What you should do -
The listing below should be written out exactly; please include all of it.

Provided data -
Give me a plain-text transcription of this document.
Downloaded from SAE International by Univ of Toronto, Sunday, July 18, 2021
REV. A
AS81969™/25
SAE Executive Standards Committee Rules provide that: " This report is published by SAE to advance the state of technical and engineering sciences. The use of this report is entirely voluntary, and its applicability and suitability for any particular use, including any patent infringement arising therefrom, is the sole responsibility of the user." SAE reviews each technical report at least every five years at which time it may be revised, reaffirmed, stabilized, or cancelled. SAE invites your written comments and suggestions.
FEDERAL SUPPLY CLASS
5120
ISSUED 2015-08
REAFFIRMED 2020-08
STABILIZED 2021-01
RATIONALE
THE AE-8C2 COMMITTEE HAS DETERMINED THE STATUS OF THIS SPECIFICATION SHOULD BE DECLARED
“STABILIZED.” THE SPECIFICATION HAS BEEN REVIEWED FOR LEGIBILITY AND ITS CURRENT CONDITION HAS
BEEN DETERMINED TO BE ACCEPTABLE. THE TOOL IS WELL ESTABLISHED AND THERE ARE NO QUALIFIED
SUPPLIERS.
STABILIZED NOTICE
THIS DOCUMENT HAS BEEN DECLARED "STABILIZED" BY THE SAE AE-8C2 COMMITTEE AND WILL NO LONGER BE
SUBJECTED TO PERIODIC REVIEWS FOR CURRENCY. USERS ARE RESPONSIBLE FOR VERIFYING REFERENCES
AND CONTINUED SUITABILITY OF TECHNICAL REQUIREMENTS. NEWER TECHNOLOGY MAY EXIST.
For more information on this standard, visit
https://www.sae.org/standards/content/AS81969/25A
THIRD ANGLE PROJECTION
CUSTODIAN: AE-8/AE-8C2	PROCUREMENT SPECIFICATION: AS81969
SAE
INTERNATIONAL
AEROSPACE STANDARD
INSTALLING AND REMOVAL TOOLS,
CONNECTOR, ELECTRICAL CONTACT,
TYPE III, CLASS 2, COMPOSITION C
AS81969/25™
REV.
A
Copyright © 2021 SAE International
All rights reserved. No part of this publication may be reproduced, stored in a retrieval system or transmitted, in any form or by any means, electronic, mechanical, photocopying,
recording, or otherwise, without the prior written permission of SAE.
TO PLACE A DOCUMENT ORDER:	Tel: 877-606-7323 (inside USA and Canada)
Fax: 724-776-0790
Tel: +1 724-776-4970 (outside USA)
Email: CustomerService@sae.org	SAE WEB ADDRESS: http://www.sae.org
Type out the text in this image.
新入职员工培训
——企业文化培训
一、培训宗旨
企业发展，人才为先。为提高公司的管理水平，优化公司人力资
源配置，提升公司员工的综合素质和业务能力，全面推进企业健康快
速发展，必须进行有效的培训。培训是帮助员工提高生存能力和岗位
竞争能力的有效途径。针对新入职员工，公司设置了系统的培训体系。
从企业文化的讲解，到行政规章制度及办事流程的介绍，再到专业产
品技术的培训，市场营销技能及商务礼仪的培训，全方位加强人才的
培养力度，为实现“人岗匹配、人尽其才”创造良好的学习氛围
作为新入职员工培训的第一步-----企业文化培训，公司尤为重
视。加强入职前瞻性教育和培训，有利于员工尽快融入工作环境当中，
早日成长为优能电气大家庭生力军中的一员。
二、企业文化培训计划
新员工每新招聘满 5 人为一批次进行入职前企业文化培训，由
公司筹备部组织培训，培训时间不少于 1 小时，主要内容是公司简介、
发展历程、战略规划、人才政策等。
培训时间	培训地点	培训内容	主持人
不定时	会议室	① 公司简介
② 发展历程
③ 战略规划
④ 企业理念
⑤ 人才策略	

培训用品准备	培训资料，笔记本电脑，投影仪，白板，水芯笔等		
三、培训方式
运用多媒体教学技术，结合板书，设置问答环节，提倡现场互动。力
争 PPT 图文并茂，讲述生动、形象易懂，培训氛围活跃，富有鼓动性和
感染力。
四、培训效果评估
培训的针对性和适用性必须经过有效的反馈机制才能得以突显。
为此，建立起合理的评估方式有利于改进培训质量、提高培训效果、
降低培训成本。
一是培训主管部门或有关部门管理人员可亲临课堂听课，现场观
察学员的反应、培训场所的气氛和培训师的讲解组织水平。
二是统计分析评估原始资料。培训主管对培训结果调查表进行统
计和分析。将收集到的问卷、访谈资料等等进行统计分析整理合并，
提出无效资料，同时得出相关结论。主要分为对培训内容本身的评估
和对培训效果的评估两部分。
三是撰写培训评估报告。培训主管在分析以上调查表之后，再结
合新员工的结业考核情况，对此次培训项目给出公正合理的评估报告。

Expected answer -
Give me a plain-text transcription of this document.
Downloaded from SAE International by Univ of Toronto, Sunday, July 18, 2021
REV. A
AS81969™/25
SAE Executive Standards Committee Rules provide that: " This report is published by SAE to advance the state of technical and engineering sciences. The use of this report is entirely voluntary, and its applicability and suitability for any particular use, including any patent infringement arising therefrom, is the sole responsibility of the user." SAE reviews each technical report at least every five years at which time it may be revised, reaffirmed, stabilized, or cancelled. SAE invites your written comments and suggestions.
FEDERAL SUPPLY CLASS
5120
ISSUED 2015-08
REAFFIRMED 2020-08
STABILIZED 2021-01
RATIONALE
THE AE-8C2 COMMITTEE HAS DETERMINED THE STATUS OF THIS SPECIFICATION SHOULD BE DECLARED
“STABILIZED.” THE SPECIFICATION HAS BEEN REVIEWED FOR LEGIBILITY AND ITS CURRENT CONDITION HAS
BEEN DETERMINED TO BE ACCEPTABLE. THE TOOL IS WELL ESTABLISHED AND THERE ARE NO QUALIFIED
SUPPLIERS.
STABILIZED NOTICE
THIS DOCUMENT HAS BEEN DECLARED "STABILIZED" BY THE SAE AE-8C2 COMMITTEE AND WILL NO LONGER BE
SUBJECTED TO PERIODIC REVIEWS FOR CURRENCY. USERS ARE RESPONSIBLE FOR VERIFYING REFERENCES
AND CONTINUED SUITABILITY OF TECHNICAL REQUIREMENTS. NEWER TECHNOLOGY MAY EXIST.
For more information on this standard, visit
https://www.sae.org/standards/content/AS81969/25A
THIRD ANGLE PROJECTION
CUSTODIAN: AE-8/AE-8C2	PROCUREMENT SPECIFICATION: AS81969
SAE
INTERNATIONAL
AEROSPACE STANDARD
INSTALLING AND REMOVAL TOOLS,
CONNECTOR, ELECTRICAL CONTACT,
TYPE III, CLASS 2, COMPOSITION C
AS81969/25™
REV.
A
Copyright © 2021 SAE International
All rights reserved. No part of this publication may be reproduced, stored in a retrieval system or transmitted, in any form or by any means, electronic, mechanical, photocopying,
recording, or otherwise, without the prior written permission of SAE.
TO PLACE A DOCUMENT ORDER:	Tel: 877-606-7323 (inside USA and Canada)
Fax: 724-776-0790
Tel: +1 724-776-4970 (outside USA)
Email: CustomerService@sae.org	SAE WEB ADDRESS: http://www.sae.org
Type out the text in this image.
新入职员工培训
——企业文化培训
一、培训宗旨
企业发展，人才为先。为提高公司的管理水平，优化公司人力资
源配置，提升公司员工的综合素质和业务能力，全面推进企业健康快
速发展，必须进行有效的培训。培训是帮助员工提高生存能力和岗位
竞争能力的有效途径。针对新入职员工，公司设置了系统的培训体系。
从企业文化的讲解，到行政规章制度及办事流程的介绍，再到专业产
品技术的培训，市场营销技能及商务礼仪的培训，全方位加强人才的
培养力度，为实现“人岗匹配、人尽其才”创造良好的学习氛围
作为新入职员工培训的第一步-----企业文化培训，公司尤为重
视。加强入职前瞻性教育和培训，有利于员工尽快融入工作环境当中，
早日成长为优能电气大家庭生力军中的一员。
二、企业文化培训计划
新员工每新招聘满 5 人为一批次进行入职前企业文化培训，由
公司筹备部组织培训，培训时间不少于 1 小时，主要内容是公司简介、
发展历程、战略规划、人才政策等。
培训时间	培训地点	培训内容	主持人
不定时	会议室	① 公司简介
② 发展历程
③ 战略规划
④ 企业理念
⑤ 人才策略	

培训用品准备	培训资料，笔记本电脑，投影仪，白板，水芯笔等		
三、培训方式
运用多媒体教学技术，结合板书，设置问答环节，提倡现场互动。力
争 PPT 图文并茂，讲述生动、形象易懂，培训氛围活跃，富有鼓动性和
感染力。
四、培训效果评估
培训的针对性和适用性必须经过有效的反馈机制才能得以突显。
为此，建立起合理的评估方式有利于改进培训质量、提高培训效果、
降低培训成本。
一是培训主管部门或有关部门管理人员可亲临课堂听课，现场观
察学员的反应、培训场所的气氛和培训师的讲解组织水平。
二是统计分析评估原始资料。培训主管对培训结果调查表进行统
计和分析。将收集到的问卷、访谈资料等等进行统计分析整理合并，
提出无效资料，同时得出相关结论。主要分为对培训内容本身的评估
和对培训效果的评估两部分。
三是撰写培训评估报告。培训主管在分析以上调查表之后，再结
合新员工的结业考核情况，对此次培训项目给出公正合理的评估报告。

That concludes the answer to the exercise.